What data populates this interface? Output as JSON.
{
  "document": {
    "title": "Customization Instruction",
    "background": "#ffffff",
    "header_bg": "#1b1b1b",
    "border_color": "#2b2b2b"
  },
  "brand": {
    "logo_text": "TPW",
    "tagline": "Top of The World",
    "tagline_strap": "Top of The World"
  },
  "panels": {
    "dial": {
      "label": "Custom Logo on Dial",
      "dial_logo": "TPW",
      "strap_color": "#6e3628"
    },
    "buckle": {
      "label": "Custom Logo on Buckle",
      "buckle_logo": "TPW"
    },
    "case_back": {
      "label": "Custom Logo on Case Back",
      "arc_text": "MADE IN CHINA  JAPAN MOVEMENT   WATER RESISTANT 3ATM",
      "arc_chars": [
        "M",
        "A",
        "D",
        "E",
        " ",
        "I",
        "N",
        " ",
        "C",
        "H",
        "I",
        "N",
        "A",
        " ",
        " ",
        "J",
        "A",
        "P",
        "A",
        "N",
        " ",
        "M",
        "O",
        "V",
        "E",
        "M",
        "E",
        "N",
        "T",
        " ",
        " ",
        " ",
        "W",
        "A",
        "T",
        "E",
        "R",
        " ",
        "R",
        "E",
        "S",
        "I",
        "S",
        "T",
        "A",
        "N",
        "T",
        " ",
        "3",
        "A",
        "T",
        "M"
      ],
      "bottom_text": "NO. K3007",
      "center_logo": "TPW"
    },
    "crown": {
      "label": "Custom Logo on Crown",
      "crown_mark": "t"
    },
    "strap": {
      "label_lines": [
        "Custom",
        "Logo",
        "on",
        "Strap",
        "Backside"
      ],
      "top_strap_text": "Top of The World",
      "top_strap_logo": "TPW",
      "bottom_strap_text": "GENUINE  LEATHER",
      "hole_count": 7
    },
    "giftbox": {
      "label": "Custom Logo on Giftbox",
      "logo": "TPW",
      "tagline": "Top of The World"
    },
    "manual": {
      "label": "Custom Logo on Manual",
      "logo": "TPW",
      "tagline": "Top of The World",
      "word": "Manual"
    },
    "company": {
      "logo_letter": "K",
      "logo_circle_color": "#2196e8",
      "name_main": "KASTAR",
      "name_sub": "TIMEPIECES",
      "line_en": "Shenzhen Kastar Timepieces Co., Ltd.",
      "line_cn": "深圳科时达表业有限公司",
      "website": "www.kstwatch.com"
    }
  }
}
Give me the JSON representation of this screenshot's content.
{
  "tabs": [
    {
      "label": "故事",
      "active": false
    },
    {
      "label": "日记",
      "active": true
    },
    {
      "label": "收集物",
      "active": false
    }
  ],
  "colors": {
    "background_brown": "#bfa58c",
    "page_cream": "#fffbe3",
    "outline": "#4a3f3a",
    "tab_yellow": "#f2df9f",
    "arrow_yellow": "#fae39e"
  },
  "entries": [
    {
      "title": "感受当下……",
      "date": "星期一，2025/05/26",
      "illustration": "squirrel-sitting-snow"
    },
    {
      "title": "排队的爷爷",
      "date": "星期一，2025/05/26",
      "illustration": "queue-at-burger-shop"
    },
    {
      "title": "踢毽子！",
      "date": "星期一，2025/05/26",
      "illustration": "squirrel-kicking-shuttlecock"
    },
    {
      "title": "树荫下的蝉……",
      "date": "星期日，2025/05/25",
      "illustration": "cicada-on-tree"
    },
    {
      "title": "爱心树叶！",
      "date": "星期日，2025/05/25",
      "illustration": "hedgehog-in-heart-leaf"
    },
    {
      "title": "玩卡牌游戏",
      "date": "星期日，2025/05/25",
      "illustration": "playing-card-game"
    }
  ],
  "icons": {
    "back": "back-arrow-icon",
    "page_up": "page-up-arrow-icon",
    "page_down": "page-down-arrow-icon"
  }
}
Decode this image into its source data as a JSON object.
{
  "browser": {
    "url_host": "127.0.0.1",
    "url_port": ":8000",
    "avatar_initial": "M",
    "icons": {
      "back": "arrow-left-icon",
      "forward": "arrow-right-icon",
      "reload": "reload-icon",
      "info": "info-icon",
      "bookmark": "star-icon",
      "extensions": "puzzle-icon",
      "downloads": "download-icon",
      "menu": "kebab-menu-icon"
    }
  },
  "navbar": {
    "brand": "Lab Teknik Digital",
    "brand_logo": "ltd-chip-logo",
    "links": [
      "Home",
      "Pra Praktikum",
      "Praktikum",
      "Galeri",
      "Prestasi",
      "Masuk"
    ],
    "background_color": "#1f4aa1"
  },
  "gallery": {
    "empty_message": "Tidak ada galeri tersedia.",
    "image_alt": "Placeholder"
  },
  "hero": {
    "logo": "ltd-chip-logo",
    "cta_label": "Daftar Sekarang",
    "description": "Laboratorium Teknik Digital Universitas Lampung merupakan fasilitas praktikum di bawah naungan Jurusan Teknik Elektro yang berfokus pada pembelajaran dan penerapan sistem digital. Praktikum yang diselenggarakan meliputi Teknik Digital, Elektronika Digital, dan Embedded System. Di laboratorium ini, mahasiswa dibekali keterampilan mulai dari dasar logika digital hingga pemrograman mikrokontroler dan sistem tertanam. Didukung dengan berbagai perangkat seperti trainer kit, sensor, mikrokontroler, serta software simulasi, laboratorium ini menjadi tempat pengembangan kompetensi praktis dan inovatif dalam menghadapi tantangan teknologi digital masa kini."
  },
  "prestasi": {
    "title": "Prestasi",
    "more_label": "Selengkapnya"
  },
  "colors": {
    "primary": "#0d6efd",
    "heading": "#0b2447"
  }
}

......

_Aim_
Pull out all lines from the listing that contain the string "World".

_Response for this exercise_
    "tagline": "Top of The World",
    "tagline_strap": "Top of The World"
      "top_strap_text": "Top of The World",
      "tagline": "Top of The World"
      "tagline": "Top of The World",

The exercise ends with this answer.